Directive => Search the records below for the word "energii". Pull out each line that has it.

• • • •

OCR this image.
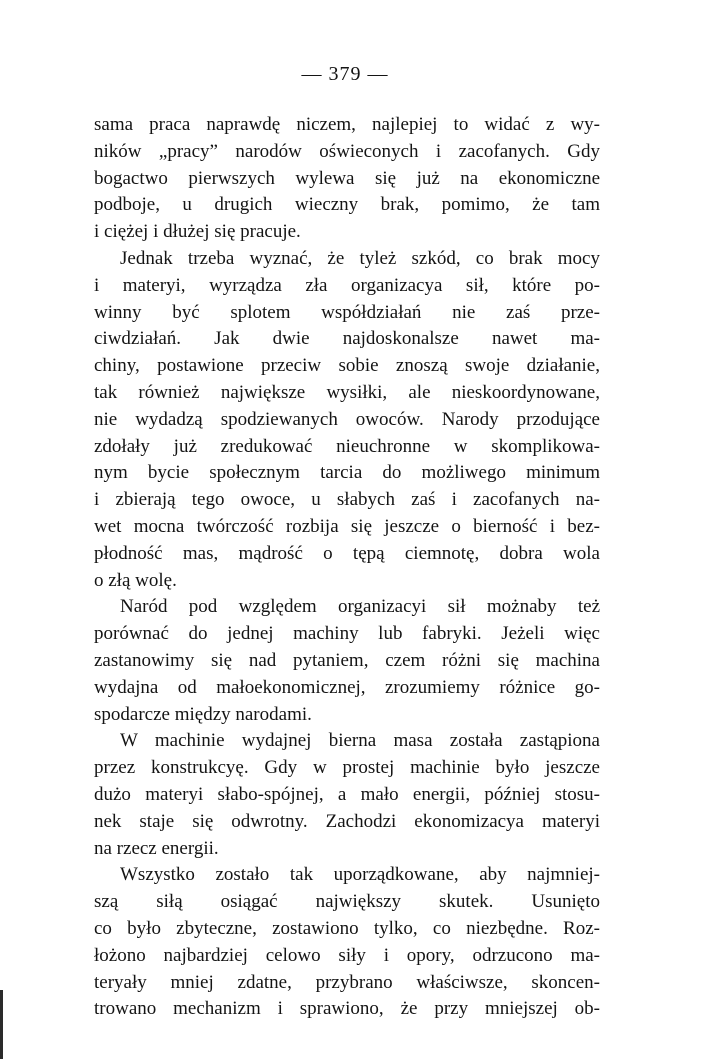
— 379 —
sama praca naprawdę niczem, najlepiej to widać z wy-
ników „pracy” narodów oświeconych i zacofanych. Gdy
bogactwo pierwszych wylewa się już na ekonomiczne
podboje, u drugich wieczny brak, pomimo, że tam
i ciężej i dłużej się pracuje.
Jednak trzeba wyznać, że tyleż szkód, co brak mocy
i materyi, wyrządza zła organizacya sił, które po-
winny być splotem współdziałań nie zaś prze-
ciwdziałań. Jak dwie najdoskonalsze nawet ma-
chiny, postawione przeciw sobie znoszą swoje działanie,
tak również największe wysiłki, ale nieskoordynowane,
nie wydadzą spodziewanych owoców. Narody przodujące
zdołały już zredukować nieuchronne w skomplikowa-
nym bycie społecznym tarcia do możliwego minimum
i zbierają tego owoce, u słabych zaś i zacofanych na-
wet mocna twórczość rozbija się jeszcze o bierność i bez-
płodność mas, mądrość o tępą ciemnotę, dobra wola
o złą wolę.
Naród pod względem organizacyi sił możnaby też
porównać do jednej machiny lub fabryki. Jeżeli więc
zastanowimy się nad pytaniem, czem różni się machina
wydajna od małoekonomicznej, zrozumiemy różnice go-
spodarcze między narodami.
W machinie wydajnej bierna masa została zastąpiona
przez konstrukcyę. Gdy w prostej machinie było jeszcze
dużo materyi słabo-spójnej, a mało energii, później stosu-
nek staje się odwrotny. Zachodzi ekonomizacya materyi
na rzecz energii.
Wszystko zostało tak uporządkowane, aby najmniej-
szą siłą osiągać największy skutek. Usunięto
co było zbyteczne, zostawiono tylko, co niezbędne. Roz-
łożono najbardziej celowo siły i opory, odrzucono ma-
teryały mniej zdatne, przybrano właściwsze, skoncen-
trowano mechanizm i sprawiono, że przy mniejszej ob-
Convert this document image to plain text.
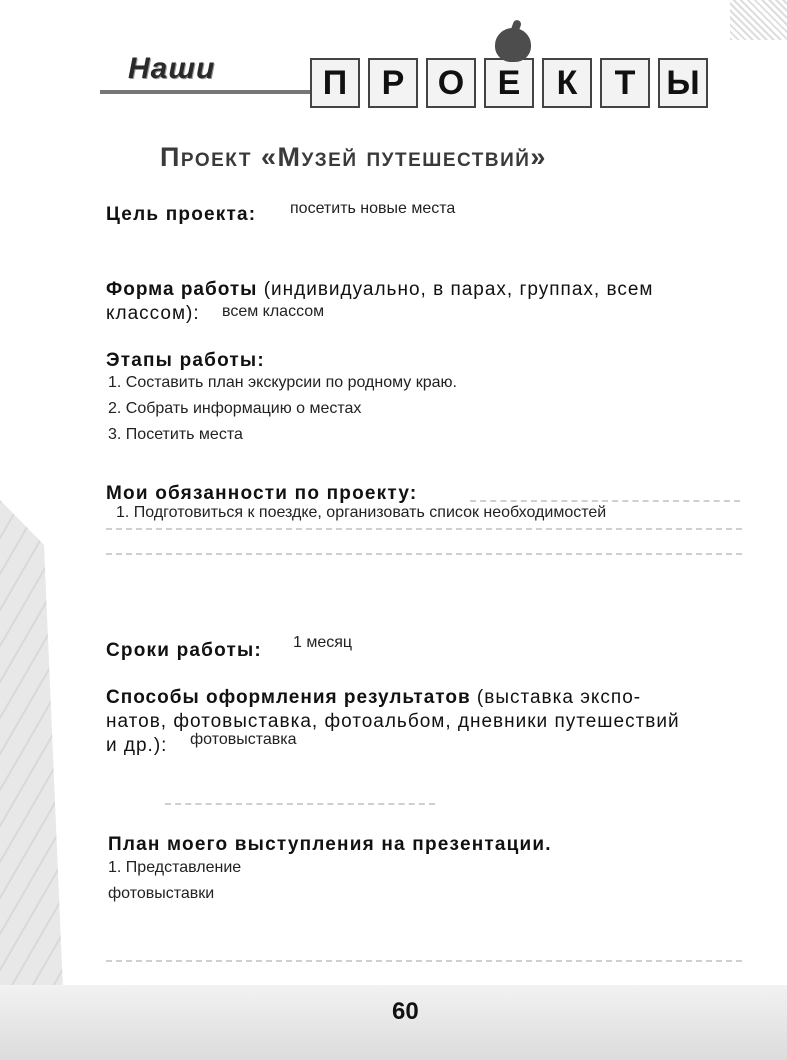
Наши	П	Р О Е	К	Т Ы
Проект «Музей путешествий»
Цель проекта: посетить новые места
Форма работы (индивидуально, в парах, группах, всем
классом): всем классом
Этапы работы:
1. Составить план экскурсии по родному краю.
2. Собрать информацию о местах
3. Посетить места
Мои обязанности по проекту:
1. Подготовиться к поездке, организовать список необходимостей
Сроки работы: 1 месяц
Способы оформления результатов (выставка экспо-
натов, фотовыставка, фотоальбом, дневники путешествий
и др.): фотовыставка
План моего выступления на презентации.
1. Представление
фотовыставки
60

• • • •

Exercise solution =>
dużo materyi słabo-spójnej, a mało energii, później stosu-
na rzecz energii.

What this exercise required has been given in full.